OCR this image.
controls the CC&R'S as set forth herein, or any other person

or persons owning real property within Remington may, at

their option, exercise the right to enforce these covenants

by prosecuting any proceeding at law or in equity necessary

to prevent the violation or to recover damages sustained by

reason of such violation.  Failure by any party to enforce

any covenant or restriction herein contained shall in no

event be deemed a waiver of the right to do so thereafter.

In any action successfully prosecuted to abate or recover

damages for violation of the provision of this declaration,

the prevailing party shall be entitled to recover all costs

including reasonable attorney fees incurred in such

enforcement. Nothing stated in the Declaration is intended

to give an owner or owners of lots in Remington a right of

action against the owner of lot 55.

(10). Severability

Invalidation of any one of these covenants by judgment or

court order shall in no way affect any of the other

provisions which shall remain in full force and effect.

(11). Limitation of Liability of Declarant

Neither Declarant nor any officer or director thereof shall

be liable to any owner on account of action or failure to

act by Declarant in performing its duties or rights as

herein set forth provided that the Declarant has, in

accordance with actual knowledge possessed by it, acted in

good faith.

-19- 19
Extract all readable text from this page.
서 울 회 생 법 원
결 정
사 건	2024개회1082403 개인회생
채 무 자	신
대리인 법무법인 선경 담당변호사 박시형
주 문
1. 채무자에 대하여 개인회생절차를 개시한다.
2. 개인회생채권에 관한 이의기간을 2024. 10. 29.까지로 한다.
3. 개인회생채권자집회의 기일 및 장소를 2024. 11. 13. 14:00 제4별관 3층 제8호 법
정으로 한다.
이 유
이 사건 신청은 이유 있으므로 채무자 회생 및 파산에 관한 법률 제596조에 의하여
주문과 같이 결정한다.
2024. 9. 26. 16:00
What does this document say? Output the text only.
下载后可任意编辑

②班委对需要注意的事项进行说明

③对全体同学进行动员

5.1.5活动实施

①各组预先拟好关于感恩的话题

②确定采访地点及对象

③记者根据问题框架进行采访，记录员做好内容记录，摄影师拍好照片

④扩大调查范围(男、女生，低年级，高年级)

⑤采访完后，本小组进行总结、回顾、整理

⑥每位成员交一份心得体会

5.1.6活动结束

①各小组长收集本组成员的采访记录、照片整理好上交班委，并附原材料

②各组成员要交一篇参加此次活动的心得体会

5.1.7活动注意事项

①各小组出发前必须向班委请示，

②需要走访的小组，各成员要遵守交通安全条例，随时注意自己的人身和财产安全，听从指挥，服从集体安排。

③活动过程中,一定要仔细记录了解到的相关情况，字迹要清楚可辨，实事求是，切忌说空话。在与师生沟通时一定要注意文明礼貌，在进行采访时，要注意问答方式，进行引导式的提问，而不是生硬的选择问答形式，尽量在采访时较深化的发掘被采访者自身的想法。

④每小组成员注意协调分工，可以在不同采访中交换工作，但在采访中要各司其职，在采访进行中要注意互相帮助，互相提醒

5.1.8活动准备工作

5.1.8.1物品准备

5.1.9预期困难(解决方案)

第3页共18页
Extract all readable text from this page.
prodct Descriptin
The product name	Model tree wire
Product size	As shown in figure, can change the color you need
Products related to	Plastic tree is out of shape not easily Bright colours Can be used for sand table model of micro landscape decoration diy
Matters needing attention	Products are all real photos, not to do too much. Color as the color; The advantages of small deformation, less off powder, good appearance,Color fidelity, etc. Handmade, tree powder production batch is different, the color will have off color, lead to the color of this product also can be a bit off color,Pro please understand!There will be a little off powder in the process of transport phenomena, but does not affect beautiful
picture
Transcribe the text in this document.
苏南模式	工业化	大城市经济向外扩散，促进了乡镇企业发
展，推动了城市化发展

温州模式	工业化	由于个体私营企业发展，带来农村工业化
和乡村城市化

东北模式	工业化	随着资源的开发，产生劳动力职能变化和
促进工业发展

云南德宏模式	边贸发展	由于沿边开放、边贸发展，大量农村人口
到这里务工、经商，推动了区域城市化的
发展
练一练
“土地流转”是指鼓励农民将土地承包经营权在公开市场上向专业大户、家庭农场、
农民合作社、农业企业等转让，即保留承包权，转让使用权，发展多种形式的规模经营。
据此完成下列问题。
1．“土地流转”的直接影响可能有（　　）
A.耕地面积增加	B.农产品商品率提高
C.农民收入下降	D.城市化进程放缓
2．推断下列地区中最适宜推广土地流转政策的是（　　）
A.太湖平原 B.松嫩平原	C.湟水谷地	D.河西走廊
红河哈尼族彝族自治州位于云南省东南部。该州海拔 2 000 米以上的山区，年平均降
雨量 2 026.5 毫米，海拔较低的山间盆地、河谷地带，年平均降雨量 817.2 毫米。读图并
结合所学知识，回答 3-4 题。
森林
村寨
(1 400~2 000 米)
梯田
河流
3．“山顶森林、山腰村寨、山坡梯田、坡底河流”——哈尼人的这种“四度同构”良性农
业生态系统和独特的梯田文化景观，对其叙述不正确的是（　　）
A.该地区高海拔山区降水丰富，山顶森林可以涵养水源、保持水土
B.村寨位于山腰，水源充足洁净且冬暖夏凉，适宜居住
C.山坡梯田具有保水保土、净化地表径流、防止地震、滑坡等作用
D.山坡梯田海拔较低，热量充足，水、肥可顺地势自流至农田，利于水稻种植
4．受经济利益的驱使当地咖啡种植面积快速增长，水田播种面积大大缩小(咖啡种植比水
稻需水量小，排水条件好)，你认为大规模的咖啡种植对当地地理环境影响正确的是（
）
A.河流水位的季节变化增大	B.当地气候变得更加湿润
********************
◆ Stated exercise
Reproduce the entries above in full, verbatim.

◆ Expected output
OCR this image.
controls the CC&R'S as set forth herein, or any other person

or persons owning real property within Remington may, at

their option, exercise the right to enforce these covenants

by prosecuting any proceeding at law or in equity necessary

to prevent the violation or to recover damages sustained by

reason of such violation.  Failure by any party to enforce

any covenant or restriction herein contained shall in no

event be deemed a waiver of the right to do so thereafter.

In any action successfully prosecuted to abate or recover

damages for violation of the provision of this declaration,

the prevailing party shall be entitled to recover all costs

including reasonable attorney fees incurred in such

enforcement. Nothing stated in the Declaration is intended

to give an owner or owners of lots in Remington a right of

action against the owner of lot 55.

(10). Severability

Invalidation of any one of these covenants by judgment or

court order shall in no way affect any of the other

provisions which shall remain in full force and effect.

(11). Limitation of Liability of Declarant

Neither Declarant nor any officer or director thereof shall

be liable to any owner on account of action or failure to

act by Declarant in performing its duties or rights as

herein set forth provided that the Declarant has, in

accordance with actual knowledge possessed by it, acted in

good faith.

-19- 19
Extract all readable text from this page.
서 울 회 생 법 원
결 정
사 건	2024개회1082403 개인회생
채 무 자	신
대리인 법무법인 선경 담당변호사 박시형
주 문
1. 채무자에 대하여 개인회생절차를 개시한다.
2. 개인회생채권에 관한 이의기간을 2024. 10. 29.까지로 한다.
3. 개인회생채권자집회의 기일 및 장소를 2024. 11. 13. 14:00 제4별관 3층 제8호 법
정으로 한다.
이 유
이 사건 신청은 이유 있으므로 채무자 회생 및 파산에 관한 법률 제596조에 의하여
주문과 같이 결정한다.
2024. 9. 26. 16:00
What does this document say? Output the text only.
下载后可任意编辑

②班委对需要注意的事项进行说明

③对全体同学进行动员

5.1.5活动实施

①各组预先拟好关于感恩的话题

②确定采访地点及对象

③记者根据问题框架进行采访，记录员做好内容记录，摄影师拍好照片

④扩大调查范围(男、女生，低年级，高年级)

⑤采访完后，本小组进行总结、回顾、整理

⑥每位成员交一份心得体会

5.1.6活动结束

①各小组长收集本组成员的采访记录、照片整理好上交班委，并附原材料

②各组成员要交一篇参加此次活动的心得体会

5.1.7活动注意事项

①各小组出发前必须向班委请示，

②需要走访的小组，各成员要遵守交通安全条例，随时注意自己的人身和财产安全，听从指挥，服从集体安排。

③活动过程中,一定要仔细记录了解到的相关情况，字迹要清楚可辨，实事求是，切忌说空话。在与师生沟通时一定要注意文明礼貌，在进行采访时，要注意问答方式，进行引导式的提问，而不是生硬的选择问答形式，尽量在采访时较深化的发掘被采访者自身的想法。

④每小组成员注意协调分工，可以在不同采访中交换工作，但在采访中要各司其职，在采访进行中要注意互相帮助，互相提醒

5.1.8活动准备工作

5.1.8.1物品准备

5.1.9预期困难(解决方案)

第3页共18页
Extract all readable text from this page.
prodct Descriptin
The product name	Model tree wire
Product size	As shown in figure, can change the color you need
Products related to	Plastic tree is out of shape not easily Bright colours Can be used for sand table model of micro landscape decoration diy
Matters needing attention	Products are all real photos, not to do too much. Color as the color; The advantages of small deformation, less off powder, good appearance,Color fidelity, etc. Handmade, tree powder production batch is different, the color will have off color, lead to the color of this product also can be a bit off color,Pro please understand!There will be a little off powder in the process of transport phenomena, but does not affect beautiful
picture
Transcribe the text in this document.
苏南模式	工业化	大城市经济向外扩散，促进了乡镇企业发
展，推动了城市化发展

温州模式	工业化	由于个体私营企业发展，带来农村工业化
和乡村城市化

东北模式	工业化	随着资源的开发，产生劳动力职能变化和
促进工业发展

云南德宏模式	边贸发展	由于沿边开放、边贸发展，大量农村人口
到这里务工、经商，推动了区域城市化的
发展
练一练
“土地流转”是指鼓励农民将土地承包经营权在公开市场上向专业大户、家庭农场、
农民合作社、农业企业等转让，即保留承包权，转让使用权，发展多种形式的规模经营。
据此完成下列问题。
1．“土地流转”的直接影响可能有（　　）
A.耕地面积增加	B.农产品商品率提高
C.农民收入下降	D.城市化进程放缓
2．推断下列地区中最适宜推广土地流转政策的是（　　）
A.太湖平原 B.松嫩平原	C.湟水谷地	D.河西走廊
红河哈尼族彝族自治州位于云南省东南部。该州海拔 2 000 米以上的山区，年平均降
雨量 2 026.5 毫米，海拔较低的山间盆地、河谷地带，年平均降雨量 817.2 毫米。读图并
结合所学知识，回答 3-4 题。
森林
村寨
(1 400~2 000 米)
梯田
河流
3．“山顶森林、山腰村寨、山坡梯田、坡底河流”——哈尼人的这种“四度同构”良性农
业生态系统和独特的梯田文化景观，对其叙述不正确的是（　　）
A.该地区高海拔山区降水丰富，山顶森林可以涵养水源、保持水土
B.村寨位于山腰，水源充足洁净且冬暖夏凉，适宜居住
C.山坡梯田具有保水保土、净化地表径流、防止地震、滑坡等作用
D.山坡梯田海拔较低，热量充足，水、肥可顺地势自流至农田，利于水稻种植
4．受经济利益的驱使当地咖啡种植面积快速增长，水田播种面积大大缩小(咖啡种植比水
稻需水量小，排水条件好)，你认为大规模的咖啡种植对当地地理环境影响正确的是（
）
A.河流水位的季节变化增大	B.当地气候变得更加湿润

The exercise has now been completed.